--- START OF Data ---

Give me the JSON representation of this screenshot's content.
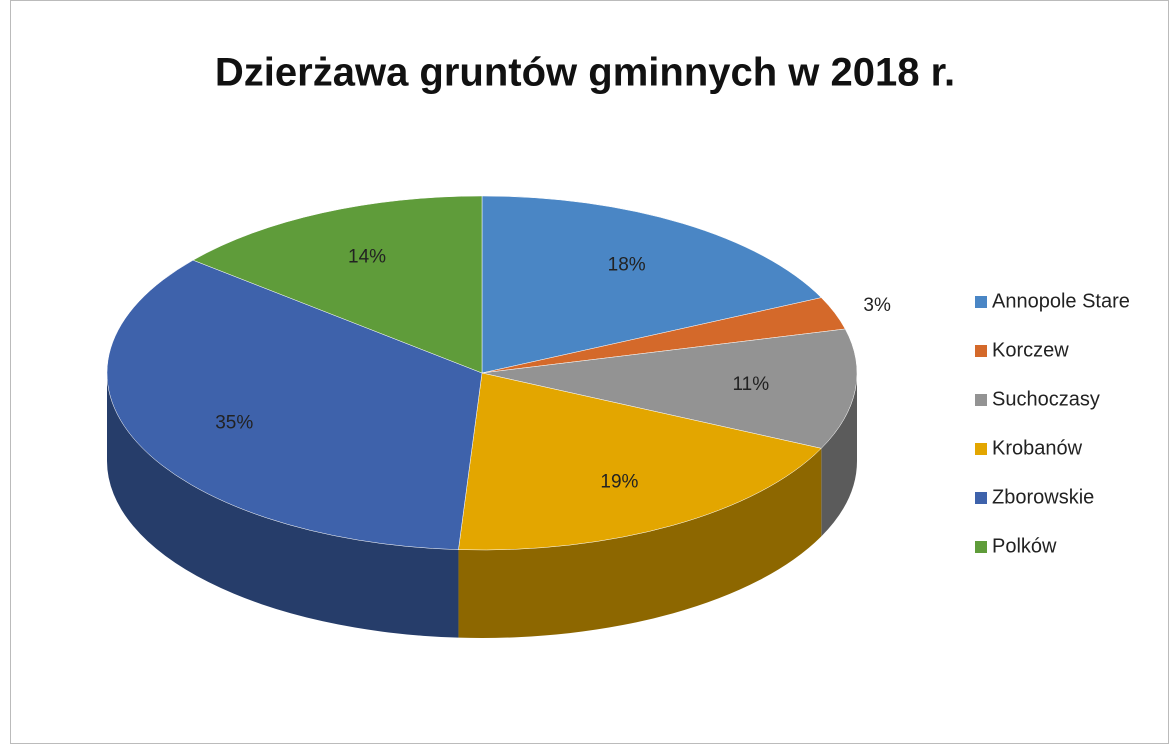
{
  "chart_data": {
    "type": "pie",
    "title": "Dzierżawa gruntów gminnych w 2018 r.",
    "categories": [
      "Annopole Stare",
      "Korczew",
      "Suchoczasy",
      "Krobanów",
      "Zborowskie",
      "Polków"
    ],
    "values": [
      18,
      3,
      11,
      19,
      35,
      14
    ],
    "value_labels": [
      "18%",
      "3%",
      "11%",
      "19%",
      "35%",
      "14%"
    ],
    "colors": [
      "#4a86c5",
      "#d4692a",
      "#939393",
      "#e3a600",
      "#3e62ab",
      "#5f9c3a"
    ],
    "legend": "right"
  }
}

--- END OF Data ---

» Objective
Set down every entry word for word, but omit the pictures.

» Output of the exercise
Give me the JSON representation of this screenshot's content.
{
  "chart_data": {
    "type": "pie",
    "title": "Dzierżawa gruntów gminnych w 2018 r.",
    "categories": [
      "Annopole Stare",
      "Korczew",
      "Suchoczasy",
      "Krobanów",
      "Zborowskie",
      "Polków"
    ],
    "values": [
      18,
      3,
      11,
      19,
      35,
      14
    ],
    "value_labels": [
      "18%",
      "3%",
      "11%",
      "19%",
      "35%",
      "14%"
    ],
    "colors": [
      "#4a86c5",
      "#d4692a",
      "#939393",
      "#e3a600",
      "#3e62ab",
      "#5f9c3a"
    ],
    "legend": "right"
  }
}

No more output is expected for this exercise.